* start EXERCISE MATERIALS *
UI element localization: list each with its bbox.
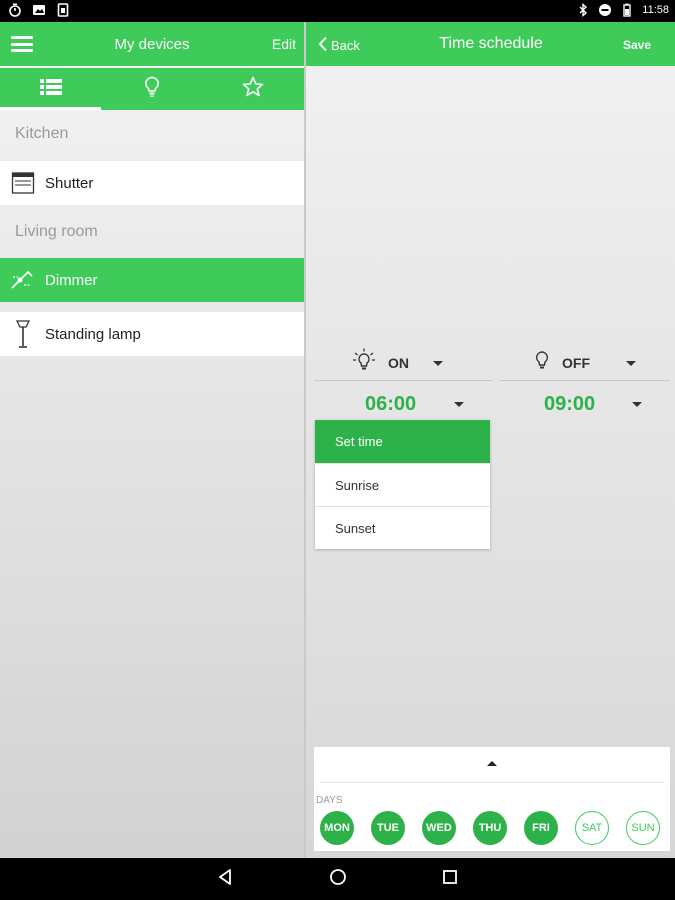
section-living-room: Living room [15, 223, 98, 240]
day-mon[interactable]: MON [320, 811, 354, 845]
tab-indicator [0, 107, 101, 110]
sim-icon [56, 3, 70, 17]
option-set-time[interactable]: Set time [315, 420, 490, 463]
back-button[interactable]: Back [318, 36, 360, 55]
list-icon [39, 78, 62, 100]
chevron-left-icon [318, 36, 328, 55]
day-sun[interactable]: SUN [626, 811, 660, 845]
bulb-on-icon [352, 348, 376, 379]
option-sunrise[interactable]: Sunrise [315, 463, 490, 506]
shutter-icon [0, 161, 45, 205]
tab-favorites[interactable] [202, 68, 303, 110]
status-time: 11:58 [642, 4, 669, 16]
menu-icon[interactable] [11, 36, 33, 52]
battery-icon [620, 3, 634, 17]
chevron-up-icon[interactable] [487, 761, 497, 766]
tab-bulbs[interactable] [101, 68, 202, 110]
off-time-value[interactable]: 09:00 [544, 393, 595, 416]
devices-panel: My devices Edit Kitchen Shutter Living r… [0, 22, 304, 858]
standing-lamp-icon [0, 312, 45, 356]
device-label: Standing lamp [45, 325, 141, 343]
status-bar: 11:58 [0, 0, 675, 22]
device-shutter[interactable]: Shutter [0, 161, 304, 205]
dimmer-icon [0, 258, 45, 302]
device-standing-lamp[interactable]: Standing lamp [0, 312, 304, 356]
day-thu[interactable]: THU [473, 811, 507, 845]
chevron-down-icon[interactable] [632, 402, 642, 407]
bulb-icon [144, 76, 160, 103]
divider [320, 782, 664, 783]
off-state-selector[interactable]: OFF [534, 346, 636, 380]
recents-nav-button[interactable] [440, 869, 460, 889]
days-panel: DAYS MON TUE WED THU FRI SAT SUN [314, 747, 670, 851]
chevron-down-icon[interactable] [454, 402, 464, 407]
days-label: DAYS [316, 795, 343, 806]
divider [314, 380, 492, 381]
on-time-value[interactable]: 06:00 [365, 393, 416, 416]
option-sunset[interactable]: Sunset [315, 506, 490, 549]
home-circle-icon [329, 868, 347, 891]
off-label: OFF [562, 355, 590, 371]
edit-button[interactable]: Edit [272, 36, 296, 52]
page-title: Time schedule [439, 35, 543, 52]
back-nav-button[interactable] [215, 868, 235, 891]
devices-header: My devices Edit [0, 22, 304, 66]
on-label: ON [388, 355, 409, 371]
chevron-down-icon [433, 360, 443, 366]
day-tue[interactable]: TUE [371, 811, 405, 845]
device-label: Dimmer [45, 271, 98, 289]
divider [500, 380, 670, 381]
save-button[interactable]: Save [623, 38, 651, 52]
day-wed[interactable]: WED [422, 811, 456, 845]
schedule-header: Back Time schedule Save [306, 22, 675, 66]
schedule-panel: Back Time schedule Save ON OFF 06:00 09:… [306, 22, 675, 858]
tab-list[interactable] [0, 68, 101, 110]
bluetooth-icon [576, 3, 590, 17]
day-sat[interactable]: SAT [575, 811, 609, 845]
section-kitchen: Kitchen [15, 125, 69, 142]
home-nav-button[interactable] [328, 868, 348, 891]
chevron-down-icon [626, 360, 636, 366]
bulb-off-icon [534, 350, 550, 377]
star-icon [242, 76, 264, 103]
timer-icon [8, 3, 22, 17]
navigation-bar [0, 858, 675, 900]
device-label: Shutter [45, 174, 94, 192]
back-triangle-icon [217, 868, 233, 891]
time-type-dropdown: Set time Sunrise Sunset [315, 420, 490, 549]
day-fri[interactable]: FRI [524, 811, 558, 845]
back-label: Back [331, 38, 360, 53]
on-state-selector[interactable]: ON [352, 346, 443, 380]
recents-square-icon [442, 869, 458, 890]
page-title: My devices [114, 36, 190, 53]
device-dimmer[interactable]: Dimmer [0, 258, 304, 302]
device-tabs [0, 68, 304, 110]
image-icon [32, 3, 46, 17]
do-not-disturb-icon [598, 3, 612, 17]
* end EXERCISE MATERIALS *
* start EXERCISE MATERIALS *
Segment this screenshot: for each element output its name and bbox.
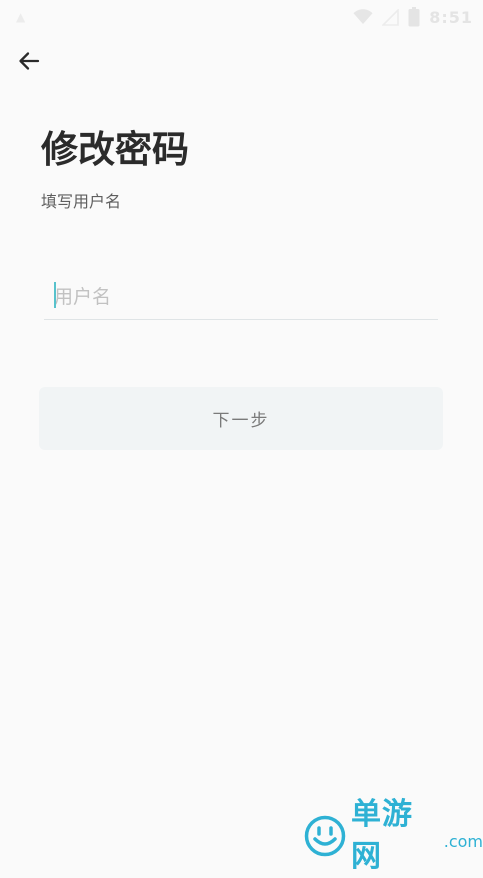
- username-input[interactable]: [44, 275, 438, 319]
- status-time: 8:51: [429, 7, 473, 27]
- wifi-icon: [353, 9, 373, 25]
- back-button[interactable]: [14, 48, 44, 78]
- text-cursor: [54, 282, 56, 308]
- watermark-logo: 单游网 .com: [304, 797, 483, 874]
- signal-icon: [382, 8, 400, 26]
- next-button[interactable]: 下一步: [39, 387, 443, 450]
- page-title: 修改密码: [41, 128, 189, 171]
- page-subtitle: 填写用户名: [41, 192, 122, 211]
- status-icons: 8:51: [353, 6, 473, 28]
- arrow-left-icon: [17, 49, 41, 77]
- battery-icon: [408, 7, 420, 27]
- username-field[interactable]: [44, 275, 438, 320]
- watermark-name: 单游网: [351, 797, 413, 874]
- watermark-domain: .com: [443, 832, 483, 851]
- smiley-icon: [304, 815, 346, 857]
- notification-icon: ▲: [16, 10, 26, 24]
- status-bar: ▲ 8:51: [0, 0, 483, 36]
* end EXERCISE MATERIALS *
* start EXERCISE MATERIALS *
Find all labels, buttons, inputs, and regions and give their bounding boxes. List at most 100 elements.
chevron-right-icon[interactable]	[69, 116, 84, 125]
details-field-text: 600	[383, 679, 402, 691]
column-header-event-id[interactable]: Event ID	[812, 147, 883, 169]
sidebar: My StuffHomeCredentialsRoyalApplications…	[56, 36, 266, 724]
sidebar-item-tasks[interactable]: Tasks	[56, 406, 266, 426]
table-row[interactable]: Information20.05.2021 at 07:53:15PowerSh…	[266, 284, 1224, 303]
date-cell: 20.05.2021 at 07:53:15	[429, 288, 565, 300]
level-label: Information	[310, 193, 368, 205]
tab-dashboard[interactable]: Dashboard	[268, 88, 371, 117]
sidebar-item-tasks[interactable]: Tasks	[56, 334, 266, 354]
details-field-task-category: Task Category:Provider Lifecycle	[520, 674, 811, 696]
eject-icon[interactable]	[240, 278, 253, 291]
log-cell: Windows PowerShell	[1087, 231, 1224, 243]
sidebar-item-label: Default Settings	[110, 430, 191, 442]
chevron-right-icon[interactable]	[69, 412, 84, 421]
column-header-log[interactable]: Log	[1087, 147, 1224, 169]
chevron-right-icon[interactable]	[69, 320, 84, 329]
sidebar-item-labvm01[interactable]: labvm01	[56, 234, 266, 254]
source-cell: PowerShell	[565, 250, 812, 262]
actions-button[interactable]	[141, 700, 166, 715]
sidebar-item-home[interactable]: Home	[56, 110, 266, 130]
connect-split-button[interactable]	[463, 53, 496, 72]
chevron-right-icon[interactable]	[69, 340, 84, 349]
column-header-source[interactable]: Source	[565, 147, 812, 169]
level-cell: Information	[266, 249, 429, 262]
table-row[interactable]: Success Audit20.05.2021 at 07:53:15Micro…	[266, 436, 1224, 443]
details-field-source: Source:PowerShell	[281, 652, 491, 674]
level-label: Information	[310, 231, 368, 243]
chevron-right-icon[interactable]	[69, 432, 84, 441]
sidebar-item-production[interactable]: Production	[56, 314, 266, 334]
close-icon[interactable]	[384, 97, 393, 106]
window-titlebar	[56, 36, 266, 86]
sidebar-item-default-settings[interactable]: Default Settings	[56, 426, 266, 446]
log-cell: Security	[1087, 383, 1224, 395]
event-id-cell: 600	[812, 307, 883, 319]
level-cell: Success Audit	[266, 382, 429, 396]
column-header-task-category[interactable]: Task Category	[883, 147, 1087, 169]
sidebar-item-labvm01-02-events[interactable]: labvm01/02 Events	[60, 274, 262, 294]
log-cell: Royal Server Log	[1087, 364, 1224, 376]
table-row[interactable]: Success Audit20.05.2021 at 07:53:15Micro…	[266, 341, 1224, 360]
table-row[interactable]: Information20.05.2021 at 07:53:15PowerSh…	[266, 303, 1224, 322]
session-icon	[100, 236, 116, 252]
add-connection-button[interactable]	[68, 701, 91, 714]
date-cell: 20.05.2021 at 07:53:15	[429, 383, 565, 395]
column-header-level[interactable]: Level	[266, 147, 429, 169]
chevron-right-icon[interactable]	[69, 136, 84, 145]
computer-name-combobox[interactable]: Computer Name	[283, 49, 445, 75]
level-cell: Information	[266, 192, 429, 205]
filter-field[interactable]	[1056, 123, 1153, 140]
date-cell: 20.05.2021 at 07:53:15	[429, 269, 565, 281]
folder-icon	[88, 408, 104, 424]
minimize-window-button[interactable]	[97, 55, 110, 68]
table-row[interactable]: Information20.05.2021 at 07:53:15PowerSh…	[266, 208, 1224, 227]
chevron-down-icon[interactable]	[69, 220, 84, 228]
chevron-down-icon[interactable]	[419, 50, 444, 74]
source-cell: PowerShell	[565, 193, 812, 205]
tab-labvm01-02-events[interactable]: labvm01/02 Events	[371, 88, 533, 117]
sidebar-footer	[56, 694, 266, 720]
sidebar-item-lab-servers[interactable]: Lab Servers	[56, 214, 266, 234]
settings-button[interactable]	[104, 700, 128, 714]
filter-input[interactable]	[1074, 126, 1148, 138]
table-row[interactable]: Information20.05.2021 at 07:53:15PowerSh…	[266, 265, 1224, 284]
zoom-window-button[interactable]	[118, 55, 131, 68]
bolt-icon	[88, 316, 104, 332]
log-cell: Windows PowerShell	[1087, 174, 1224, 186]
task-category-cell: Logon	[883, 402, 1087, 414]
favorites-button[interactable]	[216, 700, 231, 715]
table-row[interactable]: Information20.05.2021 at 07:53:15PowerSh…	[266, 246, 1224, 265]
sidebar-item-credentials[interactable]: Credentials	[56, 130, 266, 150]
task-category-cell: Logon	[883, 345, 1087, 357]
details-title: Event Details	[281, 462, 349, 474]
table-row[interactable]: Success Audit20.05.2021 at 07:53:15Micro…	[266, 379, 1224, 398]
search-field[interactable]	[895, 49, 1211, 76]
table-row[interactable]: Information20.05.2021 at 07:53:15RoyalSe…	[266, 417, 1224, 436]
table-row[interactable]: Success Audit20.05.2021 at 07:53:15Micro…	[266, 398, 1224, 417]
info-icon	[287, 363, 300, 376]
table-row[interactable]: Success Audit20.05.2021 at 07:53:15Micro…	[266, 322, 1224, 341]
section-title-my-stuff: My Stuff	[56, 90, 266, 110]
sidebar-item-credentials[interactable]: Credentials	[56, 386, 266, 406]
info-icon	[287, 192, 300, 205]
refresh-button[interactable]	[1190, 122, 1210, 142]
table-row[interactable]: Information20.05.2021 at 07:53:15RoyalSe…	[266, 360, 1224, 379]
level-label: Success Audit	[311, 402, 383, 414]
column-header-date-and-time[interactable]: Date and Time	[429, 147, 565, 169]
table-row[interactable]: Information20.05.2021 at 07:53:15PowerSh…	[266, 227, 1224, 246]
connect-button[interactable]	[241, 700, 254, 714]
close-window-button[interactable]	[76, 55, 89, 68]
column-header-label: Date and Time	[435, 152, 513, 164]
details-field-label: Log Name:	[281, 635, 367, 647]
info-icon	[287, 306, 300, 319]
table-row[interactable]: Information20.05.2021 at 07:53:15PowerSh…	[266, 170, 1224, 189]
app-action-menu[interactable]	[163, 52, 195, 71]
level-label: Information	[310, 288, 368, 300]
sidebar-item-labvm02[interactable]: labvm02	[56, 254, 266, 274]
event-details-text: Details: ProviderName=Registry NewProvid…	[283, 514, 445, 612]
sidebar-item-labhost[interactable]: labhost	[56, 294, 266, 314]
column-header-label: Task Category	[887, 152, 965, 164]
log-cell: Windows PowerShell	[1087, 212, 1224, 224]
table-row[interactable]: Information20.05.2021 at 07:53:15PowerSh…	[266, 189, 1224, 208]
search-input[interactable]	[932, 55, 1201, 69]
* end EXERCISE MATERIALS *
| WHAT THE EXERCISE ASKS |
Please print the items starting with the line that contains "- username-input[interactable]: [44, 275, 438, 319]" and going on through the line that contains "- watermark-logo: 单游网", reproduced exactly and with nothing else.

| WRITTEN SOLUTION |
- username-input[interactable]: [44, 275, 438, 319]
- status-time: 8:51: [429, 7, 473, 27]
- wifi-icon: [353, 9, 373, 25]
- back-button[interactable]: [14, 48, 44, 78]
- text-cursor: [54, 282, 56, 308]
- watermark-logo: 单游网 .com: [304, 797, 483, 874]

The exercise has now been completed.